Short exercise: Copy each line exactly.
=-=-=-=-=
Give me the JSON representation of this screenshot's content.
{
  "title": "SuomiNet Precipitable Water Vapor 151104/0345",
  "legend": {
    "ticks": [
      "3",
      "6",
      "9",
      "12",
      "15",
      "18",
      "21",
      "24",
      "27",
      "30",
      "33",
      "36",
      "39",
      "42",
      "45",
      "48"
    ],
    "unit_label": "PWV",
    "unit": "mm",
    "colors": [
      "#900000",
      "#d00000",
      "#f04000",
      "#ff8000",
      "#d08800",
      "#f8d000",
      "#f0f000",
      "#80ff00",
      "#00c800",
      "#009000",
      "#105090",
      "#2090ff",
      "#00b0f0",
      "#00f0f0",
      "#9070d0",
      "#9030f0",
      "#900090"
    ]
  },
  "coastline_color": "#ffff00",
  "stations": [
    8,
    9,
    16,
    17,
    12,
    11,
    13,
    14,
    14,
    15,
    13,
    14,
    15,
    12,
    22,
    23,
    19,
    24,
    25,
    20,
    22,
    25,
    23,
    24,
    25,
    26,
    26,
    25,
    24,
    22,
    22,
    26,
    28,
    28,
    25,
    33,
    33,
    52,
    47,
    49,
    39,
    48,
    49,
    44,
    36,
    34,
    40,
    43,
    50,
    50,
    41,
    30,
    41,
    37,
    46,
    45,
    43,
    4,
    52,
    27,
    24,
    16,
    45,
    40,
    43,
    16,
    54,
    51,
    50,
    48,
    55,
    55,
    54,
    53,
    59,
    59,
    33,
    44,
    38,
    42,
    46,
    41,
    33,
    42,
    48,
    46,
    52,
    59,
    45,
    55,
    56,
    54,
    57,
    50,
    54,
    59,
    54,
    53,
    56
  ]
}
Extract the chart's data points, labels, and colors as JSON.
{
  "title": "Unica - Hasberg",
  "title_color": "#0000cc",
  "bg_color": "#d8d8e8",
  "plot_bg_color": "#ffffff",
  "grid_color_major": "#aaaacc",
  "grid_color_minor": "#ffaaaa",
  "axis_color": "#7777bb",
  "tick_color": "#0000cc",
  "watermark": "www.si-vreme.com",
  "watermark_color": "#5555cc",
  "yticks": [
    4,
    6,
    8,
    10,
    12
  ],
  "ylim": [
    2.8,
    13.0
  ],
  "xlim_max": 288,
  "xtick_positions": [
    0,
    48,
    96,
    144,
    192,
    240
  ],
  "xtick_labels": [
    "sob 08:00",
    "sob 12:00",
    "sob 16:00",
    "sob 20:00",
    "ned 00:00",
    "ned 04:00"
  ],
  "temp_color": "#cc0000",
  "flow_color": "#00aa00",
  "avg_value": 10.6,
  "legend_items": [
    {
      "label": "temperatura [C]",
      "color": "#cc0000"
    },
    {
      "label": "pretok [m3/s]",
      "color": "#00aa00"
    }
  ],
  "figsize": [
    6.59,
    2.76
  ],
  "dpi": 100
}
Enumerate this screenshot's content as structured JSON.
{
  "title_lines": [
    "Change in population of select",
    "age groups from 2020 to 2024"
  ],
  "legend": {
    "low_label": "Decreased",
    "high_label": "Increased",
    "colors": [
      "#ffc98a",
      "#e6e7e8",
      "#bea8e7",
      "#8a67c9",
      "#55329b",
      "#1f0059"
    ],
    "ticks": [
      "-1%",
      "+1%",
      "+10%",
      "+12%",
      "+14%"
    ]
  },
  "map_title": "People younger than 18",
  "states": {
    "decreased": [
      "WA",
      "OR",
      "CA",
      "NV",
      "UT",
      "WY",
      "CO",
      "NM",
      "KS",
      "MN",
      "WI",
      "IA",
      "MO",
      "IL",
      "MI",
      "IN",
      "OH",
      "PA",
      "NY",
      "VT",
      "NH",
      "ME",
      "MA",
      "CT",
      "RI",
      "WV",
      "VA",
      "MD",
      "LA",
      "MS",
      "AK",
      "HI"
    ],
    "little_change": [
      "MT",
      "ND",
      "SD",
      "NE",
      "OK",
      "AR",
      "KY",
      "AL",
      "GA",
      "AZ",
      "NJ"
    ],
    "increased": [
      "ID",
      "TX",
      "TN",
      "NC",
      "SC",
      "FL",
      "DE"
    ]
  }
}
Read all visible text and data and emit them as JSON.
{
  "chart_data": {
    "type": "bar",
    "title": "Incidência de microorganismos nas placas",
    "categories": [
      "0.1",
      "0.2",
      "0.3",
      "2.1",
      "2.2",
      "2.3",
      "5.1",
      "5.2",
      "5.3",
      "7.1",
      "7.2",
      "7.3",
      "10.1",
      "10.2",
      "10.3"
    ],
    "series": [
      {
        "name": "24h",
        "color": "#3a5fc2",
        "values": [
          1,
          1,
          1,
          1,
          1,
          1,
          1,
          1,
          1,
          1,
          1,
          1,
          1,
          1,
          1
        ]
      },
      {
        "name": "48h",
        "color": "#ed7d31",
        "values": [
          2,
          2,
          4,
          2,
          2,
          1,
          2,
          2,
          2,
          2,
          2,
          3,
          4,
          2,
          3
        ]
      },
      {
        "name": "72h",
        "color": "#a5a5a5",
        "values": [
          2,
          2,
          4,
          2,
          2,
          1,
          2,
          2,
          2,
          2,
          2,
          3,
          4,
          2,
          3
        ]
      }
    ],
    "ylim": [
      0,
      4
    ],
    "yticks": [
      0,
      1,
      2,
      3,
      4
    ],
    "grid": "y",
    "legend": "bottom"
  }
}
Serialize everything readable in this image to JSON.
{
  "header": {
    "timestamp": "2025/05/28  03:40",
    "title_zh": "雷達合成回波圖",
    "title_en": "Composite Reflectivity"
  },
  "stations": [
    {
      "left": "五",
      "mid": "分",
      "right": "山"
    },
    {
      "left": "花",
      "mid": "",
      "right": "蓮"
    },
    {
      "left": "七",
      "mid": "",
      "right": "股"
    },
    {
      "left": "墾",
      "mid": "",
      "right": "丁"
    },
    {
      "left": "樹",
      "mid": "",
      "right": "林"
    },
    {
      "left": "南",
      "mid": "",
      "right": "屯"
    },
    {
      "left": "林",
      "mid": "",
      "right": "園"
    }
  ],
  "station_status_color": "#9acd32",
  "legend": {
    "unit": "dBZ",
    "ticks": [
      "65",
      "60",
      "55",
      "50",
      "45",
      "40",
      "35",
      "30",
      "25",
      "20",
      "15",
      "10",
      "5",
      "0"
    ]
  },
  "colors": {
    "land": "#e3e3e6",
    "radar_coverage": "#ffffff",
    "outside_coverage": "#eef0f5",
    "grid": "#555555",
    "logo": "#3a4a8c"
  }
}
=-=-=-=-=
Answer for this exercise:
Give me the JSON representation of this screenshot's content.
{
  "title": "SuomiNet Precipitable Water Vapor 151104/0345",
  "legend": {
    "ticks": [
      "3",
      "6",
      "9",
      "12",
      "15",
      "18",
      "21",
      "24",
      "27",
      "30",
      "33",
      "36",
      "39",
      "42",
      "45",
      "48"
    ],
    "unit_label": "PWV",
    "unit": "mm",
    "colors": [
      "#900000",
      "#d00000",
      "#f04000",
      "#ff8000",
      "#d08800",
      "#f8d000",
      "#f0f000",
      "#80ff00",
      "#00c800",
      "#009000",
      "#105090",
      "#2090ff",
      "#00b0f0",
      "#00f0f0",
      "#9070d0",
      "#9030f0",
      "#900090"
    ]
  },
  "coastline_color": "#ffff00",
  "stations": [
    8,
    9,
    16,
    17,
    12,
    11,
    13,
    14,
    14,
    15,
    13,
    14,
    15,
    12,
    22,
    23,
    19,
    24,
    25,
    20,
    22,
    25,
    23,
    24,
    25,
    26,
    26,
    25,
    24,
    22,
    22,
    26,
    28,
    28,
    25,
    33,
    33,
    52,
    47,
    49,
    39,
    48,
    49,
    44,
    36,
    34,
    40,
    43,
    50,
    50,
    41,
    30,
    41,
    37,
    46,
    45,
    43,
    4,
    52,
    27,
    24,
    16,
    45,
    40,
    43,
    16,
    54,
    51,
    50,
    48,
    55,
    55,
    54,
    53,
    59,
    59,
    33,
    44,
    38,
    42,
    46,
    41,
    33,
    42,
    48,
    46,
    52,
    59,
    45,
    55,
    56,
    54,
    57,
    50,
    54,
    59,
    54,
    53,
    56
  ]
}
Extract the chart's data points, labels, and colors as JSON.
{
  "title": "Unica - Hasberg",
  "title_color": "#0000cc",
  "bg_color": "#d8d8e8",
  "plot_bg_color": "#ffffff",
  "grid_color_major": "#aaaacc",
  "grid_color_minor": "#ffaaaa",
  "axis_color": "#7777bb",
  "tick_color": "#0000cc",
  "watermark": "www.si-vreme.com",
  "watermark_color": "#5555cc",
  "yticks": [
    4,
    6,
    8,
    10,
    12
  ],
  "ylim": [
    2.8,
    13.0
  ],
  "xlim_max": 288,
  "xtick_positions": [
    0,
    48,
    96,
    144,
    192,
    240
  ],
  "xtick_labels": [
    "sob 08:00",
    "sob 12:00",
    "sob 16:00",
    "sob 20:00",
    "ned 00:00",
    "ned 04:00"
  ],
  "temp_color": "#cc0000",
  "flow_color": "#00aa00",
  "avg_value": 10.6,
  "legend_items": [
    {
      "label": "temperatura [C]",
      "color": "#cc0000"
    },
    {
      "label": "pretok [m3/s]",
      "color": "#00aa00"
    }
  ],
  "figsize": [
    6.59,
    2.76
  ],
  "dpi": 100
}
Enumerate this screenshot's content as structured JSON.
{
  "title_lines": [
    "Change in population of select",
    "age groups from 2020 to 2024"
  ],
  "legend": {
    "low_label": "Decreased",
    "high_label": "Increased",
    "colors": [
      "#ffc98a",
      "#e6e7e8",
      "#bea8e7",
      "#8a67c9",
      "#55329b",
      "#1f0059"
    ],
    "ticks": [
      "-1%",
      "+1%",
      "+10%",
      "+12%",
      "+14%"
    ]
  },
  "map_title": "People younger than 18",
  "states": {
    "decreased": [
      "WA",
      "OR",
      "CA",
      "NV",
      "UT",
      "WY",
      "CO",
      "NM",
      "KS",
      "MN",
      "WI",
      "IA",
      "MO",
      "IL",
      "MI",
      "IN",
      "OH",
      "PA",
      "NY",
      "VT",
      "NH",
      "ME",
      "MA",
      "CT",
      "RI",
      "WV",
      "VA",
      "MD",
      "LA",
      "MS",
      "AK",
      "HI"
    ],
    "little_change": [
      "MT",
      "ND",
      "SD",
      "NE",
      "OK",
      "AR",
      "KY",
      "AL",
      "GA",
      "AZ",
      "NJ"
    ],
    "increased": [
      "ID",
      "TX",
      "TN",
      "NC",
      "SC",
      "FL",
      "DE"
    ]
  }
}
Read all visible text and data and emit them as JSON.
{
  "chart_data": {
    "type": "bar",
    "title": "Incidência de microorganismos nas placas",
    "categories": [
      "0.1",
      "0.2",
      "0.3",
      "2.1",
      "2.2",
      "2.3",
      "5.1",
      "5.2",
      "5.3",
      "7.1",
      "7.2",
      "7.3",
      "10.1",
      "10.2",
      "10.3"
    ],
    "series": [
      {
        "name": "24h",
        "color": "#3a5fc2",
        "values": [
          1,
          1,
          1,
          1,
          1,
          1,
          1,
          1,
          1,
          1,
          1,
          1,
          1,
          1,
          1
        ]
      },
      {
        "name": "48h",
        "color": "#ed7d31",
        "values": [
          2,
          2,
          4,
          2,
          2,
          1,
          2,
          2,
          2,
          2,
          2,
          3,
          4,
          2,
          3
        ]
      },
      {
        "name": "72h",
        "color": "#a5a5a5",
        "values": [
          2,
          2,
          4,
          2,
          2,
          1,
          2,
          2,
          2,
          2,
          2,
          3,
          4,
          2,
          3
        ]
      }
    ],
    "ylim": [
      0,
      4
    ],
    "yticks": [
      0,
      1,
      2,
      3,
      4
    ],
    "grid": "y",
    "legend": "bottom"
  }
}
Serialize everything readable in this image to JSON.
{
  "header": {
    "timestamp": "2025/05/28  03:40",
    "title_zh": "雷達合成回波圖",
    "title_en": "Composite Reflectivity"
  },
  "stations": [
    {
      "left": "五",
      "mid": "分",
      "right": "山"
    },
    {
      "left": "花",
      "mid": "",
      "right": "蓮"
    },
    {
      "left": "七",
      "mid": "",
      "right": "股"
    },
    {
      "left": "墾",
      "mid": "",
      "right": "丁"
    },
    {
      "left": "樹",
      "mid": "",
      "right": "林"
    },
    {
      "left": "南",
      "mid": "",
      "right": "屯"
    },
    {
      "left": "林",
      "mid": "",
      "right": "園"
    }
  ],
  "station_status_color": "#9acd32",
  "legend": {
    "unit": "dBZ",
    "ticks": [
      "65",
      "60",
      "55",
      "50",
      "45",
      "40",
      "35",
      "30",
      "25",
      "20",
      "15",
      "10",
      "5",
      "0"
    ]
  },
  "colors": {
    "land": "#e3e3e6",
    "radar_coverage": "#ffffff",
    "outside_coverage": "#eef0f5",
    "grid": "#555555",
    "logo": "#3a4a8c"
  }
}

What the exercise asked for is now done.